• [WHAT THE TASK ASKS]
Copy everything in the data below exactly except the pictures.

──────── RECORDS PROVIDED ────────

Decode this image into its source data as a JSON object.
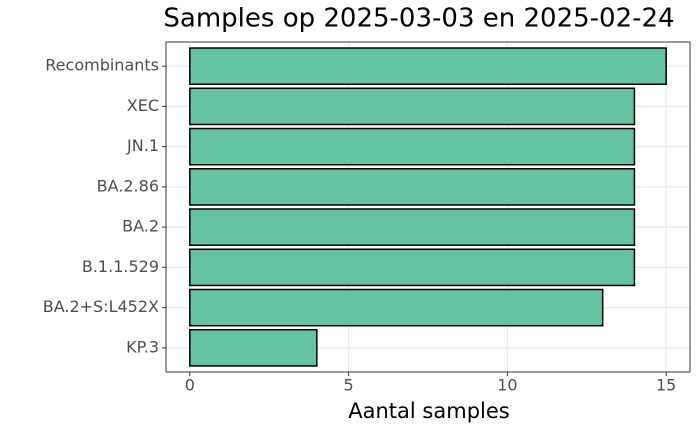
{
  "chart_data": {
    "type": "bar",
    "orientation": "horizontal",
    "title": "Samples op 2025-03-03 en 2025-02-24",
    "x_label": "Aantal samples",
    "categories": [
      "Recombinants",
      "XEC",
      "JN.1",
      "BA.2.86",
      "BA.2",
      "B.1.1.529",
      "BA.2+S:L452X",
      "KP.3"
    ],
    "values": [
      15,
      14,
      14,
      14,
      14,
      14,
      13,
      4
    ],
    "color": "#66c2a5",
    "xlim": [
      -0.75,
      15.75
    ],
    "xticks": [
      0,
      5,
      10,
      15
    ],
    "grid": true
  }
}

────────

• [RESULT]
Decode this image into its source data as a JSON object.
{
  "chart_data": {
    "type": "bar",
    "orientation": "horizontal",
    "title": "Samples op 2025-03-03 en 2025-02-24",
    "x_label": "Aantal samples",
    "categories": [
      "Recombinants",
      "XEC",
      "JN.1",
      "BA.2.86",
      "BA.2",
      "B.1.1.529",
      "BA.2+S:L452X",
      "KP.3"
    ],
    "values": [
      15,
      14,
      14,
      14,
      14,
      14,
      13,
      4
    ],
    "color": "#66c2a5",
    "xlim": [
      -0.75,
      15.75
    ],
    "xticks": [
      0,
      5,
      10,
      15
    ],
    "grid": true
  }
}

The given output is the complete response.